# start of TASK INPUT
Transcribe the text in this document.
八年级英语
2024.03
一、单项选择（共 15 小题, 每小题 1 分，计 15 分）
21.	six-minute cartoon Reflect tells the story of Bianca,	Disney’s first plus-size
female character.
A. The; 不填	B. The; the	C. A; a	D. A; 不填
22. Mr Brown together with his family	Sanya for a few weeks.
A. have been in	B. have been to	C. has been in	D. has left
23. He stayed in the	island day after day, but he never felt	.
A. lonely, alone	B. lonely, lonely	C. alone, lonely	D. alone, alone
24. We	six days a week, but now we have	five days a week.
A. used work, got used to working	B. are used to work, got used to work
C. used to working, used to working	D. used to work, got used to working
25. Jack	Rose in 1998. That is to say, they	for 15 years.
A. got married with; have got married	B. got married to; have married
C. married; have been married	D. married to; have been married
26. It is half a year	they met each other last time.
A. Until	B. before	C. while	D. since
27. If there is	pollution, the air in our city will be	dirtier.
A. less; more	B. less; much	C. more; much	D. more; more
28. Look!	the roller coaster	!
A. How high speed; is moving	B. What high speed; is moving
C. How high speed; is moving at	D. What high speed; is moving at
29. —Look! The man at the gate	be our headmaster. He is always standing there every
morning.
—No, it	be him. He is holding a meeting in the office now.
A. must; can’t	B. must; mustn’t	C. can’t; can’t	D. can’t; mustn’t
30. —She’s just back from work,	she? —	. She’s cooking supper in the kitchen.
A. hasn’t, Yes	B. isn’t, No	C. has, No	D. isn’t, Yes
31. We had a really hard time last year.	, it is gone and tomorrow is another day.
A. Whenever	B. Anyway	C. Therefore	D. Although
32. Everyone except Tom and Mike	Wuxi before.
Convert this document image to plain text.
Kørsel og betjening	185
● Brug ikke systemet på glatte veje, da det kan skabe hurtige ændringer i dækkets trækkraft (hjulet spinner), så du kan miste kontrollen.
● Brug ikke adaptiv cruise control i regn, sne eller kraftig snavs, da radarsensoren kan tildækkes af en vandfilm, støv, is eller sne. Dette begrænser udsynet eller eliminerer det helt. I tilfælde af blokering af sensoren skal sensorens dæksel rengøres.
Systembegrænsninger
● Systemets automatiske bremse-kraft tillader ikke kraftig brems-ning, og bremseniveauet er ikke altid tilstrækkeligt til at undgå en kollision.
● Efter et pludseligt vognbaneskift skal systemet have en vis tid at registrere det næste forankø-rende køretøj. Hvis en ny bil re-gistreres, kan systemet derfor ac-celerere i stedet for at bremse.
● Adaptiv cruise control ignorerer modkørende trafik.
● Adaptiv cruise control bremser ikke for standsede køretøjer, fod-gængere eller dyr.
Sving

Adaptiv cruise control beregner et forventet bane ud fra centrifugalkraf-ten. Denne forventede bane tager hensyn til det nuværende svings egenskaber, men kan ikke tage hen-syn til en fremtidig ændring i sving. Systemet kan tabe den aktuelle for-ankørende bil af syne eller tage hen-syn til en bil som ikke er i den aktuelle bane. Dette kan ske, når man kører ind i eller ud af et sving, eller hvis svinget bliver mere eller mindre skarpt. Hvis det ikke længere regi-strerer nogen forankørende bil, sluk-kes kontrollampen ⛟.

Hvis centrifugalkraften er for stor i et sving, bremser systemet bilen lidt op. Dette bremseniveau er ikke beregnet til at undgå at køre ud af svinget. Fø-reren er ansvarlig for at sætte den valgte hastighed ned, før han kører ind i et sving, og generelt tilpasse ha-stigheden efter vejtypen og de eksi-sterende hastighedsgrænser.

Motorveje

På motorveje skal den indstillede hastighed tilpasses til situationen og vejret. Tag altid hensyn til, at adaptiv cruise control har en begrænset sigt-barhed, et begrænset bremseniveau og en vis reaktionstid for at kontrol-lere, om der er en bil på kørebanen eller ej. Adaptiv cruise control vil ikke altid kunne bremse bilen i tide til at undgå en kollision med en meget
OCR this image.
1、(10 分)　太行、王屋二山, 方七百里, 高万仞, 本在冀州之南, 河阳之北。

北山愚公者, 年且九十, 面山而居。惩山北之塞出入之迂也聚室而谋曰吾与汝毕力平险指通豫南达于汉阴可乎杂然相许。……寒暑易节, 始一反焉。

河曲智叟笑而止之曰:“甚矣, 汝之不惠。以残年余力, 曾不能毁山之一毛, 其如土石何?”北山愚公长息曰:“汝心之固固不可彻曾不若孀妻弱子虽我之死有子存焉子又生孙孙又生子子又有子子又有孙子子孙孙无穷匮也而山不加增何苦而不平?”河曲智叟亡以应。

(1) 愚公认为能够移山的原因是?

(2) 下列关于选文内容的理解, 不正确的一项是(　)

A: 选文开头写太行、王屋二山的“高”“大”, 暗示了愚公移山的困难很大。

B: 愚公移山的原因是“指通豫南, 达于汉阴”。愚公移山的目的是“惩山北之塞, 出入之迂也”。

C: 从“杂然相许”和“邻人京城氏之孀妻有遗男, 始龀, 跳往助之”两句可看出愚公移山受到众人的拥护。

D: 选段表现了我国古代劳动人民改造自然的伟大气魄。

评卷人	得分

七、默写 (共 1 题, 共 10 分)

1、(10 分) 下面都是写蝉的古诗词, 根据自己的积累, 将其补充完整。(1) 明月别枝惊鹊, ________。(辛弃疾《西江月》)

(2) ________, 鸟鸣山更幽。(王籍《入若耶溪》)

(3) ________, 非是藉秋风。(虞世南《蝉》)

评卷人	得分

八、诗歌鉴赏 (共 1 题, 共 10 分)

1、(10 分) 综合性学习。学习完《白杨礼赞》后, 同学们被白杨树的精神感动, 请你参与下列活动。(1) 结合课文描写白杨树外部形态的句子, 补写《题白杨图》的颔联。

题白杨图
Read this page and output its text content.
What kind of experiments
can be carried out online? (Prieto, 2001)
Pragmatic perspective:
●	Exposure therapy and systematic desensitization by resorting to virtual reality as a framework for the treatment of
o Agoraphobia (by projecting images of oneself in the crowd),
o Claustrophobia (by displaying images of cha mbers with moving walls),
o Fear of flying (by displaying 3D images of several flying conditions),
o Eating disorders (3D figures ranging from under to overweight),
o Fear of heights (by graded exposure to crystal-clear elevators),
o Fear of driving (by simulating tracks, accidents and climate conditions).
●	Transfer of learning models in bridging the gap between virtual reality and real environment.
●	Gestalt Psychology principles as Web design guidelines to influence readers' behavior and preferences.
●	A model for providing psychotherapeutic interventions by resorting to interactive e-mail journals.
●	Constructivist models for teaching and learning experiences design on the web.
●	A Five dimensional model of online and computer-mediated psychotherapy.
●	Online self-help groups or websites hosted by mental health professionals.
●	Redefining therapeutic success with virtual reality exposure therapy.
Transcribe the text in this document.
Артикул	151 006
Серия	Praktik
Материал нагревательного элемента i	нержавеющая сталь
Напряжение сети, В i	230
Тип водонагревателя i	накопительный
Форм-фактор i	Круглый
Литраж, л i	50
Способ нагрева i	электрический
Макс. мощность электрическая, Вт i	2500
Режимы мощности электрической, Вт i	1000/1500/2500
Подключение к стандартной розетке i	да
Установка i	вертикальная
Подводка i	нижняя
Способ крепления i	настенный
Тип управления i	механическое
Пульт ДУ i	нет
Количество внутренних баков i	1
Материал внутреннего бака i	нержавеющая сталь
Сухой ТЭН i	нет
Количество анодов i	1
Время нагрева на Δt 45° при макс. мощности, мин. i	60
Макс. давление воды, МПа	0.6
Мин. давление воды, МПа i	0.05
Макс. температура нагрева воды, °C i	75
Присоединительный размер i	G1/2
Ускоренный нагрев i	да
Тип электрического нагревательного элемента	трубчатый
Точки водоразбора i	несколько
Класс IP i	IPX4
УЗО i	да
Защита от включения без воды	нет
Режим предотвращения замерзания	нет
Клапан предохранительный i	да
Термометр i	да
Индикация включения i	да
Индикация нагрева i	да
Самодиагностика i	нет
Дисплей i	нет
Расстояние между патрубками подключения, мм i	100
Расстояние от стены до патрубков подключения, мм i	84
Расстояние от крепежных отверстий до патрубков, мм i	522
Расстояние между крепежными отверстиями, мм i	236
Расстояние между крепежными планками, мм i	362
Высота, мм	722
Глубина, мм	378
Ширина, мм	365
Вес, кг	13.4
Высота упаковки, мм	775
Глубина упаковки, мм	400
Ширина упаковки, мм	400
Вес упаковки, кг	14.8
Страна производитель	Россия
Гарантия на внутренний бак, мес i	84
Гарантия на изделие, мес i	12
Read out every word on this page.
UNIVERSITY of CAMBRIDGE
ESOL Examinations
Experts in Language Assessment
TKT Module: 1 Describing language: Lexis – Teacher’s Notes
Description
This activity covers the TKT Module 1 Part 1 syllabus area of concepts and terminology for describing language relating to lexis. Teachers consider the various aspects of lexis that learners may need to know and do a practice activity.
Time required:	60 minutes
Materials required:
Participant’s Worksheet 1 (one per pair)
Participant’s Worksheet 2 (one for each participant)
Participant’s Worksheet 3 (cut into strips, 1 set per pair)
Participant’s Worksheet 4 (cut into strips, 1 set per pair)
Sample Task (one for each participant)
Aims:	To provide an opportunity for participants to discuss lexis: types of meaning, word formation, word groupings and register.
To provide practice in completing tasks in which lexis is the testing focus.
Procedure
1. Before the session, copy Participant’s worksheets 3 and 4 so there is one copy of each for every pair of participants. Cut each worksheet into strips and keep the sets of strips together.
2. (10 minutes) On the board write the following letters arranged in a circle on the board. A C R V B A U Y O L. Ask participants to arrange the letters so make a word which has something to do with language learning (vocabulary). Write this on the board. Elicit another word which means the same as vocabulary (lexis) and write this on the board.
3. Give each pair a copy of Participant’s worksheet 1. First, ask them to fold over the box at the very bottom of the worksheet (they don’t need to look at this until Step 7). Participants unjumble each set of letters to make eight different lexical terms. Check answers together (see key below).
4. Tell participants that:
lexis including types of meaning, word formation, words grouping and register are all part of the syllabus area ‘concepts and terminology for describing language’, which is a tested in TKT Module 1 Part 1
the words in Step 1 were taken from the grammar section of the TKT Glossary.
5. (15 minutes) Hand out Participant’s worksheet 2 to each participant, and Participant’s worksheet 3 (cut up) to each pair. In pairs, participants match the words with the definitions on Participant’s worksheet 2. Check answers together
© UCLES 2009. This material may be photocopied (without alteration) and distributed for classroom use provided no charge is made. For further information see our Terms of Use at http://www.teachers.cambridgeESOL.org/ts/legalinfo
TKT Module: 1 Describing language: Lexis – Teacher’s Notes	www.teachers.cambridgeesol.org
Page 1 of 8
# end of TASK INPUT
■ EXERCISE DIRECTIONS ■
From the listing above, collect every line that mentions the word "copy".

■ SOLUTION TO THE PROBLEM ■
1. Before the session, copy Participant’s worksheets 3 and 4 so there is one copy of each for every pair of participants. Cut each worksheet into strips and keep the sets of strips together.
3. Give each pair a copy of Participant’s worksheet 1. First, ask them to fold over the box at the very bottom of the worksheet (they don’t need to look at this until Step 7). Participants unjumble each set of letters to make eight different lexical terms. Check answers together (see key below).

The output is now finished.